Acts 2:38-41, Acts 8:12, Acts 16:31-33

The Position

Believers' baptism. Hear, believe, then be baptized. Infant baptism has no apostolic warrant.

The Study

## Core Position

Water baptism is for believers only — those who have genuinely been born again. Baptism is a public declaration of an inward reality that has already occurred. An infant cannot make that declaration, cannot be born again by proxy, and cannot meet the NT pattern of belief preceding baptism. Infant baptism is a tradition with no textual foundation and produces the dangerous pastoral assumption of salvation where none may exist.

Belief Precedes Baptism — Every NT Example

Acts 2:38"Repent and be baptized, every one of you." Repentance precedes baptism. An infant cannot repent.
Acts 8:12"When they believed Philip... they were baptized, both men and women." Belief precedes baptism — consistently.

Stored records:
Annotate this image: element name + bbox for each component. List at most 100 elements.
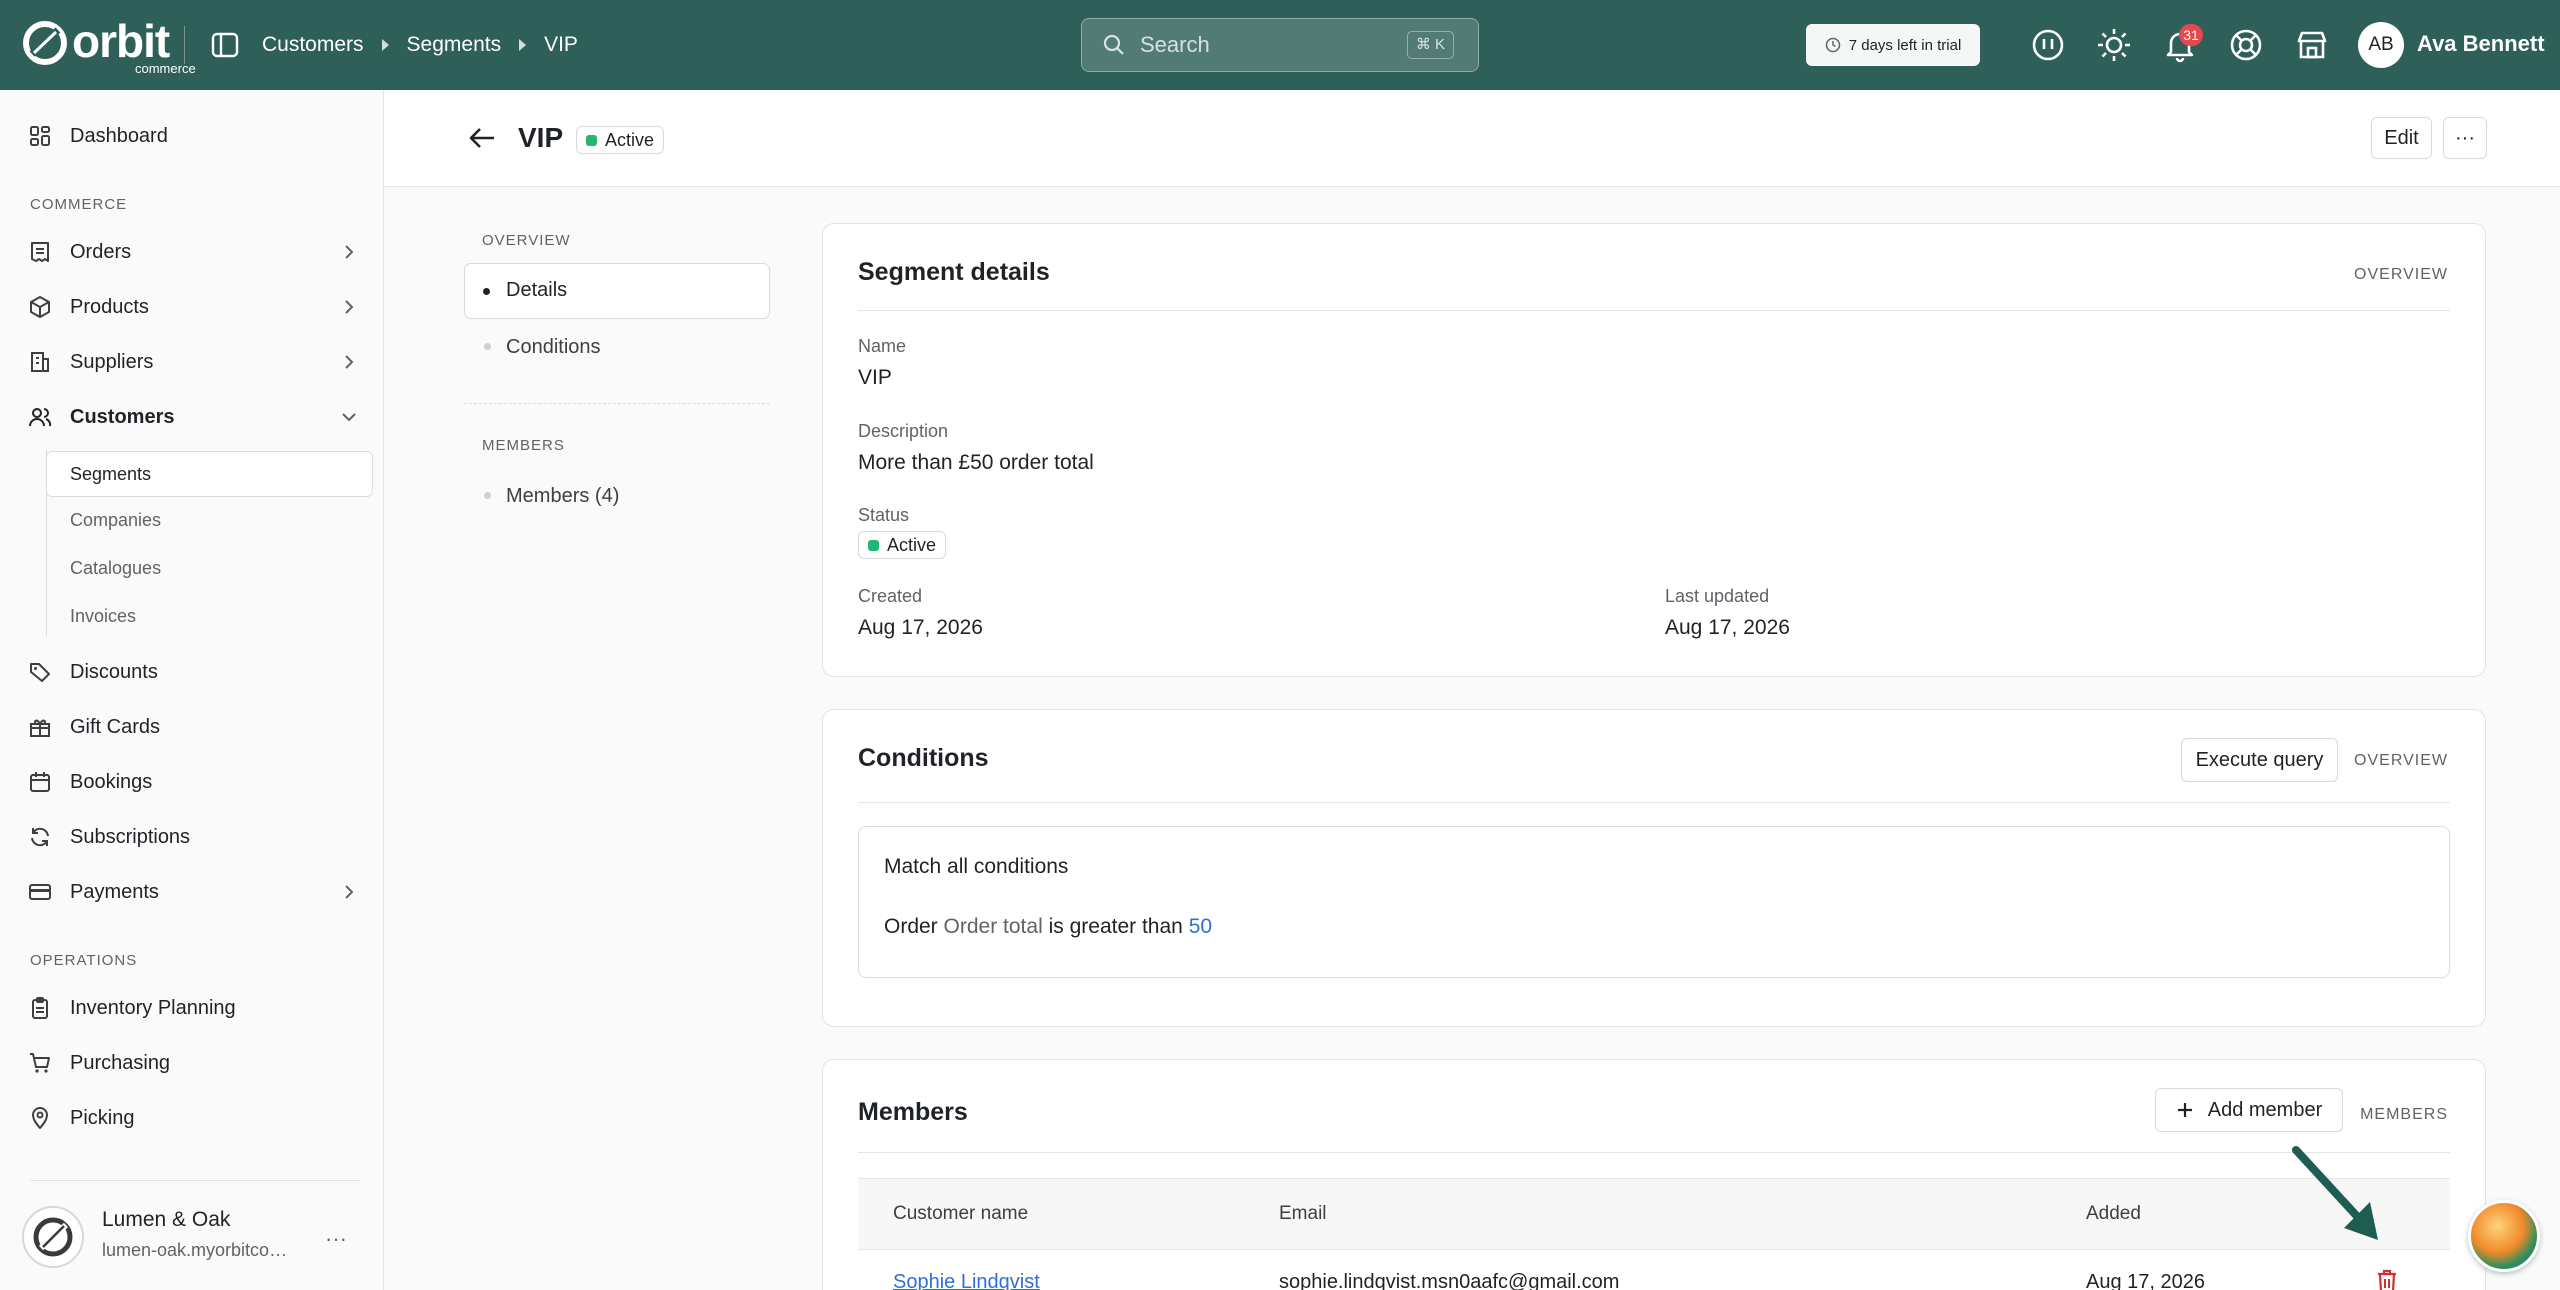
card-divider [858,802,2450,803]
page-header [384,90,2560,187]
card-divider [858,310,2450,311]
chevron-right-icon [345,245,354,259]
box-icon [30,296,50,318]
chevron-down-icon [342,413,356,422]
member-name-link[interactable]: Sophie Lindqvist [893,1271,1040,1290]
sidebar-label: Bookings [70,770,153,793]
sidebar-item-gift-cards[interactable]: Gift Cards [28,707,358,747]
sidebar-toggle-icon[interactable] [210,30,240,60]
map-pin-icon [32,1107,48,1129]
sidebar-sublabel: Segments [70,464,152,484]
sidebar-item-suppliers[interactable]: Suppliers [28,342,358,382]
column-header-name[interactable]: Customer name [893,1203,1028,1225]
sidebar-item-purchasing[interactable]: Purchasing [28,1043,358,1083]
sidebar-item-subscriptions[interactable]: Subscriptions [28,817,358,857]
breadcrumb-customers[interactable]: Customers [262,33,364,57]
breadcrumb-segments[interactable]: Segments [407,33,502,57]
sidebar-label: Purchasing [70,1051,171,1074]
status-badge: Active [858,531,947,559]
more-actions-button[interactable]: ··· [2443,117,2487,159]
column-header-email[interactable]: Email [1279,1203,1327,1225]
status-badge: Active [576,126,665,154]
tag-icon [30,663,50,682]
section-label-operations: OPERATIONS [30,952,138,969]
sidebar-label: Products [70,295,149,318]
search-input[interactable] [1140,32,1390,58]
section-nav-details[interactable]: Details [464,263,770,319]
section-nav-members[interactable]: Members (4) [506,485,619,508]
calendar-icon [30,772,50,792]
bullet [484,492,491,499]
sidebar-label: Customers [70,405,175,428]
assistant-avatar[interactable] [2468,1200,2540,1272]
status-label: Active [605,129,655,150]
match-mode-label: Match all conditions [884,855,1069,878]
sidebar-label: Dashboard [70,124,168,147]
bullet [484,343,491,350]
add-member-button[interactable]: Add member [2155,1088,2343,1132]
feedback-icon[interactable] [2030,27,2066,63]
theme-sun-icon[interactable] [2096,27,2132,63]
store-url: lumen-oak.myorbitcommerce.com [102,1240,302,1260]
receipt-icon [31,242,49,262]
trial-label: 7 days left in trial [1848,36,1962,54]
member-email: sophie.lindqvist.msn0aafc@gmail.com [1279,1271,1620,1290]
sidebar-label: Gift Cards [70,715,161,738]
sidebar-subitem-invoices[interactable]: Invoices [70,606,136,627]
orbit-logo[interactable]: orbit commerce [22,18,196,76]
section-nav-overview-label: OVERVIEW [482,232,571,249]
sidebar-subitem-catalogues[interactable]: Catalogues [70,558,161,579]
card-title: Segment details [858,258,1050,286]
status-dot [586,134,597,146]
trash-icon[interactable] [2376,1268,2398,1290]
segment-details-card: Segment details OVERVIEW Name VIP Descri… [822,223,2486,677]
refresh-icon [31,827,49,847]
member-added-date: Aug 17, 2026 [2086,1271,2205,1290]
column-header-added[interactable]: Added [2086,1203,2141,1225]
sidebar-item-dashboard[interactable]: Dashboard [28,116,358,156]
execute-query-button[interactable]: Execute query [2181,738,2338,782]
store-menu-button[interactable]: ··· [325,1226,347,1252]
sidebar-subitem-segments[interactable]: Segments [46,451,373,497]
condition-rule: Order Order total is greater than 50 [884,915,1212,939]
sidebar-item-customers[interactable]: Customers [28,397,358,437]
help-lifebuoy-icon[interactable] [2228,27,2264,63]
description-label: Description [858,421,949,441]
sidebar-item-payments[interactable]: Payments [28,872,358,912]
user-avatar[interactable]: AB [2358,22,2404,68]
created-value: Aug 17, 2026 [858,616,983,639]
active-bullet [483,288,490,295]
edit-button[interactable]: Edit [2371,117,2432,159]
card-tag: OVERVIEW [2354,266,2448,283]
condition-group: Match all conditions Order Order total i… [858,826,2450,978]
chevron-right-icon [345,885,354,899]
breadcrumb-separator-icon [519,39,527,51]
breadcrumb-separator-icon [381,39,389,51]
sidebar-item-products[interactable]: Products [28,287,358,327]
rule-value: 50 [1188,915,1213,938]
sidebar-item-orders[interactable]: Orders [28,232,358,272]
sidebar-item-bookings[interactable]: Bookings [28,762,358,802]
search-shortcut: ⌘ K [1406,31,1454,59]
conditions-card: Conditions Execute query OVERVIEW Match … [822,709,2486,1027]
cart-icon [30,1053,50,1073]
sidebar-label: Orders [70,240,132,263]
user-name[interactable]: Ava Bennett [2417,31,2545,57]
store-logo[interactable] [22,1206,84,1268]
global-search[interactable]: ⌘ K [1081,18,1479,72]
sidebar-item-discounts[interactable]: Discounts [28,652,358,692]
trial-badge[interactable]: 7 days left in trial [1806,24,1980,66]
rule-field: Order total [943,915,1043,938]
sidebar-subitem-companies[interactable]: Companies [70,510,161,531]
sidebar-item-inventory-planning[interactable]: Inventory Planning [28,988,358,1028]
back-arrow-icon[interactable] [468,126,496,150]
created-label: Created [858,586,923,606]
breadcrumb-current: VIP [544,33,578,56]
building-icon [31,352,49,372]
store-icon[interactable] [2294,27,2330,63]
brand-subtitle: commerce [135,61,196,76]
members-table-header: Customer name Email Added [858,1178,2450,1250]
sidebar-item-picking[interactable]: Picking [28,1098,358,1138]
orbit-mark-icon [23,21,67,65]
section-nav-conditions[interactable]: Conditions [506,336,601,359]
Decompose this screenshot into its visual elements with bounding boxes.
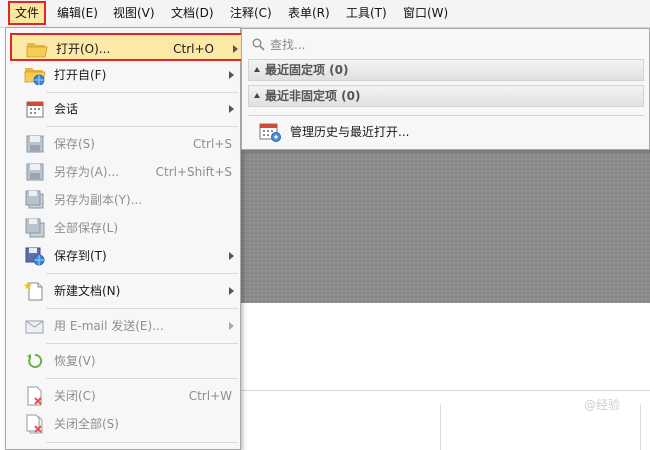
menu-item-label: 全部保存(L) bbox=[54, 221, 119, 235]
menu-item-close-all[interactable]: 关闭全部(S) bbox=[8, 410, 240, 438]
menu-item-label: 新建文档(N) bbox=[54, 284, 121, 298]
file-menu: 打开(O)... Ctrl+O 打开自(F) 会话 保存(S) Ctrl+S 另… bbox=[5, 27, 246, 450]
menu-item-new-document[interactable]: 新建文档(N) bbox=[8, 277, 240, 305]
menu-item-session[interactable]: 会话 bbox=[8, 95, 240, 123]
calendar-icon bbox=[26, 101, 44, 118]
menu-item-label: 打开(O)... bbox=[56, 42, 111, 56]
submenu-arrow-icon bbox=[229, 252, 234, 260]
search-icon bbox=[252, 38, 265, 51]
document-viewer-background bbox=[241, 150, 650, 303]
menu-separator bbox=[46, 378, 238, 379]
menu-document[interactable]: 文档(D) bbox=[166, 2, 219, 24]
save-icon bbox=[26, 135, 44, 153]
menu-item-save-as[interactable]: 另存为(A)... Ctrl+Shift+S bbox=[8, 158, 240, 186]
group-label: 最近非固定项 (0) bbox=[265, 89, 361, 103]
menu-item-label: 另存为副本(Y)... bbox=[54, 193, 143, 207]
menu-separator bbox=[46, 92, 238, 93]
save-all-icon bbox=[25, 218, 45, 238]
menu-edit[interactable]: 编辑(E) bbox=[52, 2, 103, 24]
collapse-triangle-icon bbox=[254, 93, 260, 98]
menu-item-shortcut: Ctrl+O bbox=[173, 42, 214, 56]
menu-item-label: 关闭(C) bbox=[54, 389, 96, 403]
manage-history-item[interactable]: 管理历史与最近打开... bbox=[258, 119, 638, 145]
menu-item-label: 打开自(F) bbox=[54, 68, 107, 82]
menu-item-close[interactable]: 关闭(C) Ctrl+W bbox=[8, 382, 240, 410]
menu-item-save[interactable]: 保存(S) Ctrl+S bbox=[8, 130, 240, 158]
save-to-icon bbox=[25, 247, 45, 266]
open-submenu: 查找... 最近固定项 (0) 最近非固定项 (0) 管理历史与最近打开... bbox=[241, 28, 650, 150]
menu-comment[interactable]: 注释(C) bbox=[225, 2, 277, 24]
revert-icon bbox=[27, 353, 43, 368]
recent-pinned-group[interactable]: 最近固定项 (0) bbox=[248, 59, 644, 81]
menu-item-shortcut: Ctrl+S bbox=[192, 137, 232, 151]
watermark: @经验 bbox=[584, 398, 621, 412]
manage-history-label: 管理历史与最近打开... bbox=[290, 125, 410, 139]
page-column-divider bbox=[440, 404, 441, 450]
menu-window[interactable]: 窗口(W) bbox=[398, 2, 453, 24]
menu-item-revert[interactable]: 恢复(V) bbox=[8, 347, 240, 375]
menu-item-label: 保存(S) bbox=[54, 137, 95, 151]
menu-form[interactable]: 表单(R) bbox=[283, 2, 335, 24]
menu-separator bbox=[46, 273, 238, 274]
submenu-arrow-icon bbox=[233, 45, 238, 53]
document-page bbox=[241, 303, 650, 450]
close-all-icon bbox=[26, 414, 43, 434]
menu-item-shortcut: Ctrl+W bbox=[188, 389, 232, 403]
menu-separator bbox=[46, 442, 238, 443]
submenu-arrow-icon bbox=[229, 322, 234, 330]
menu-separator bbox=[46, 308, 238, 309]
menu-item-label: 另存为(A)... bbox=[54, 165, 120, 179]
menu-separator bbox=[46, 343, 238, 344]
menu-item-open[interactable]: 打开(O)... Ctrl+O bbox=[10, 33, 246, 61]
menu-item-label: 会话 bbox=[54, 102, 79, 116]
group-label: 最近固定项 (0) bbox=[265, 63, 349, 77]
menu-item-save-to[interactable]: 保存到(T) bbox=[8, 242, 240, 270]
page-divider bbox=[241, 390, 650, 391]
submenu-arrow-icon bbox=[229, 287, 234, 295]
menu-file[interactable]: 文件 bbox=[8, 1, 47, 25]
history-calendar-icon bbox=[259, 123, 281, 142]
save-as-icon bbox=[26, 163, 44, 181]
menu-item-save-all[interactable]: 全部保存(L) bbox=[8, 214, 240, 242]
submenu-separator bbox=[248, 115, 644, 116]
save-copy-icon bbox=[25, 190, 44, 209]
menu-tools[interactable]: 工具(T) bbox=[341, 2, 392, 24]
close-document-icon bbox=[27, 386, 42, 406]
menu-item-label: 用 E-mail 发送(E)... bbox=[54, 319, 164, 333]
page-column-divider bbox=[640, 404, 641, 450]
folder-globe-icon bbox=[24, 68, 46, 85]
menu-item-save-copy[interactable]: 另存为副本(Y)... bbox=[8, 186, 240, 214]
menu-separator bbox=[46, 126, 238, 127]
submenu-arrow-icon bbox=[229, 105, 234, 113]
recent-search[interactable]: 查找... bbox=[248, 33, 643, 57]
submenu-arrow-icon bbox=[229, 71, 234, 79]
new-document-icon bbox=[24, 282, 43, 301]
menu-item-label: 关闭全部(S) bbox=[54, 417, 119, 431]
menubar: 文件 编辑(E) 视图(V) 文档(D) 注释(C) 表单(R) 工具(T) 窗… bbox=[0, 0, 650, 28]
menu-item-shortcut: Ctrl+Shift+S bbox=[155, 165, 232, 179]
folder-open-icon bbox=[26, 43, 48, 58]
menu-item-open-from[interactable]: 打开自(F) bbox=[8, 61, 240, 89]
search-input[interactable]: 查找... bbox=[270, 33, 305, 57]
menu-item-label: 恢复(V) bbox=[54, 354, 96, 368]
menu-view[interactable]: 视图(V) bbox=[108, 2, 160, 24]
menu-item-send-email[interactable]: 用 E-mail 发送(E)... bbox=[8, 312, 240, 340]
recent-unpinned-group[interactable]: 最近非固定项 (0) bbox=[248, 85, 644, 107]
email-icon bbox=[25, 320, 44, 334]
menu-item-label: 保存到(T) bbox=[54, 249, 107, 263]
collapse-triangle-icon bbox=[254, 67, 260, 72]
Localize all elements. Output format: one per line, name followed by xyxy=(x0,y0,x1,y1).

WORK TO DO.
A - Answer these questions from the text on believers' baptism.
(i) Which Bible passages are listed at its top?
(ii) Under "Core Position," what is baptism said to publicly declare?
(iii) In the line citing Acts 8:12, who is said to have been baptized?
B - For each statement, say whether it agrees with the text on believers' baptism, and quote the words that decide it.
(i) Infant baptism has apostolic warrant.
(ii) Repentance comes before baptism.
(iii) An infant can be born again by proxy.
C - Pick up the text on believers' baptism after its final line and continue it.

ANSWERS FOR THE EXERCISE.
A -
(i) Acts 2:38-41, Acts 8:12, Acts 16:31-33
(ii) An inward reality that has already occurred
(iii) Both men and women

B -
(i) No: "Infant baptism has no apostolic warrant."
(ii) Yes: "Repentance precedes baptism."
(iii) No: "cannot be born again by proxy"

C -
Acts 8:36-37 — The Ethiopian eunuch asks to be baptized; Philip responds: "If you believe with all your heart, you may."
Acts 16:31-33"Believe in the Lord Jesus and you will be saved... he was baptized at once, he and all his family."
Mark 16:16"Whoever believes and is baptized will be saved." Belief first. Baptism follows.
Romans 6:3-4 — Baptism pictures death to sin and resurrection to new life — an experience only the born-again can truthfully represent.

The NT pattern is without exception: believe, then be baptized. There is no example of baptism preceding faith.

The Household Baptism Question

Paedobaptists cite household baptisms (Acts 16:15 — Lydia; Acts 16:33 — the jailer; Acts 18:8 — Crispus; 1 Corinthians 1:16 — Stephanas) as evidence that infants were included.

The text does not support this:
- Acts 16:31-34 — the jailer's household heard the word and believed before being baptized. Infants cannot hear the word and believe.
- Acts 18:8 — Crispus believed, and all his household. Belief is the stated condition for the household.
- Acts 16:15 — Lydia's household — no infants specified or implied.
- 1 Corinthians 1:16 — Stephanas's household — Paul says in 1 Corinthians 16:15 they devoted themselves to the ministry of the saints — not an infant activity.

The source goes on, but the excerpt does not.